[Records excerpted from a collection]
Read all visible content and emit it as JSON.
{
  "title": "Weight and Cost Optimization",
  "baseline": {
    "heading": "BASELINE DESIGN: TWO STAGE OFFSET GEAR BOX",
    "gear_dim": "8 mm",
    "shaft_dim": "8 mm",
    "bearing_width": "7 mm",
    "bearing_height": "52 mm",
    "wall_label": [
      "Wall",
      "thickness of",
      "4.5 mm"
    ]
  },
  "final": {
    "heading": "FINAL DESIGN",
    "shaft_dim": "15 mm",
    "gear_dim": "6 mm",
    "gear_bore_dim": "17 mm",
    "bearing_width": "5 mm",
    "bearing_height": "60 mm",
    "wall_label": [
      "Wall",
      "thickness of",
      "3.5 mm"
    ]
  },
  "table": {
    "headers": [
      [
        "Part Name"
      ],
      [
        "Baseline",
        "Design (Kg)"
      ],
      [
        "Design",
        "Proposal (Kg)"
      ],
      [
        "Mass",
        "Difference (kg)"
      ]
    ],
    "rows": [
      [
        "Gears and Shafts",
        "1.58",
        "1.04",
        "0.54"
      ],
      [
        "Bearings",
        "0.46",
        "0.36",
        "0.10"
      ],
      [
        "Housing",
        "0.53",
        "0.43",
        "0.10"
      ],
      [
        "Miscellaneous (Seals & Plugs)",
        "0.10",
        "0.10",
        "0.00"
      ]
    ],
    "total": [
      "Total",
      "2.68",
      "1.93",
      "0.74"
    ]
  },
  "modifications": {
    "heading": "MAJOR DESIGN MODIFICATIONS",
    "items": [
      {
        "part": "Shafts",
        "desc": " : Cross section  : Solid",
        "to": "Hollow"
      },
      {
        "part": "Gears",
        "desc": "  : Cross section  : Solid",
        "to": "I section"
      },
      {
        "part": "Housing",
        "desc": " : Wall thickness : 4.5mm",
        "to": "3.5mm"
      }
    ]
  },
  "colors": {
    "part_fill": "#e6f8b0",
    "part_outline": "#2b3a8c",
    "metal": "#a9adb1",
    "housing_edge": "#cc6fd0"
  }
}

Short task: Retype the records that precede this task, keeping them exactly the same.

Exercise output:
Read all visible content and emit it as JSON.
{
  "title": "Weight and Cost Optimization",
  "baseline": {
    "heading": "BASELINE DESIGN: TWO STAGE OFFSET GEAR BOX",
    "gear_dim": "8 mm",
    "shaft_dim": "8 mm",
    "bearing_width": "7 mm",
    "bearing_height": "52 mm",
    "wall_label": [
      "Wall",
      "thickness of",
      "4.5 mm"
    ]
  },
  "final": {
    "heading": "FINAL DESIGN",
    "shaft_dim": "15 mm",
    "gear_dim": "6 mm",
    "gear_bore_dim": "17 mm",
    "bearing_width": "5 mm",
    "bearing_height": "60 mm",
    "wall_label": [
      "Wall",
      "thickness of",
      "3.5 mm"
    ]
  },
  "table": {
    "headers": [
      [
        "Part Name"
      ],
      [
        "Baseline",
        "Design (Kg)"
      ],
      [
        "Design",
        "Proposal (Kg)"
      ],
      [
        "Mass",
        "Difference (kg)"
      ]
    ],
    "rows": [
      [
        "Gears and Shafts",
        "1.58",
        "1.04",
        "0.54"
      ],
      [
        "Bearings",
        "0.46",
        "0.36",
        "0.10"
      ],
      [
        "Housing",
        "0.53",
        "0.43",
        "0.10"
      ],
      [
        "Miscellaneous (Seals & Plugs)",
        "0.10",
        "0.10",
        "0.00"
      ]
    ],
    "total": [
      "Total",
      "2.68",
      "1.93",
      "0.74"
    ]
  },
  "modifications": {
    "heading": "MAJOR DESIGN MODIFICATIONS",
    "items": [
      {
        "part": "Shafts",
        "desc": " : Cross section  : Solid",
        "to": "Hollow"
      },
      {
        "part": "Gears",
        "desc": "  : Cross section  : Solid",
        "to": "I section"
      },
      {
        "part": "Housing",
        "desc": " : Wall thickness : 4.5mm",
        "to": "3.5mm"
      }
    ]
  },
  "colors": {
    "part_fill": "#e6f8b0",
    "part_outline": "#2b3a8c",
    "metal": "#a9adb1",
    "housing_edge": "#cc6fd0"
  }
}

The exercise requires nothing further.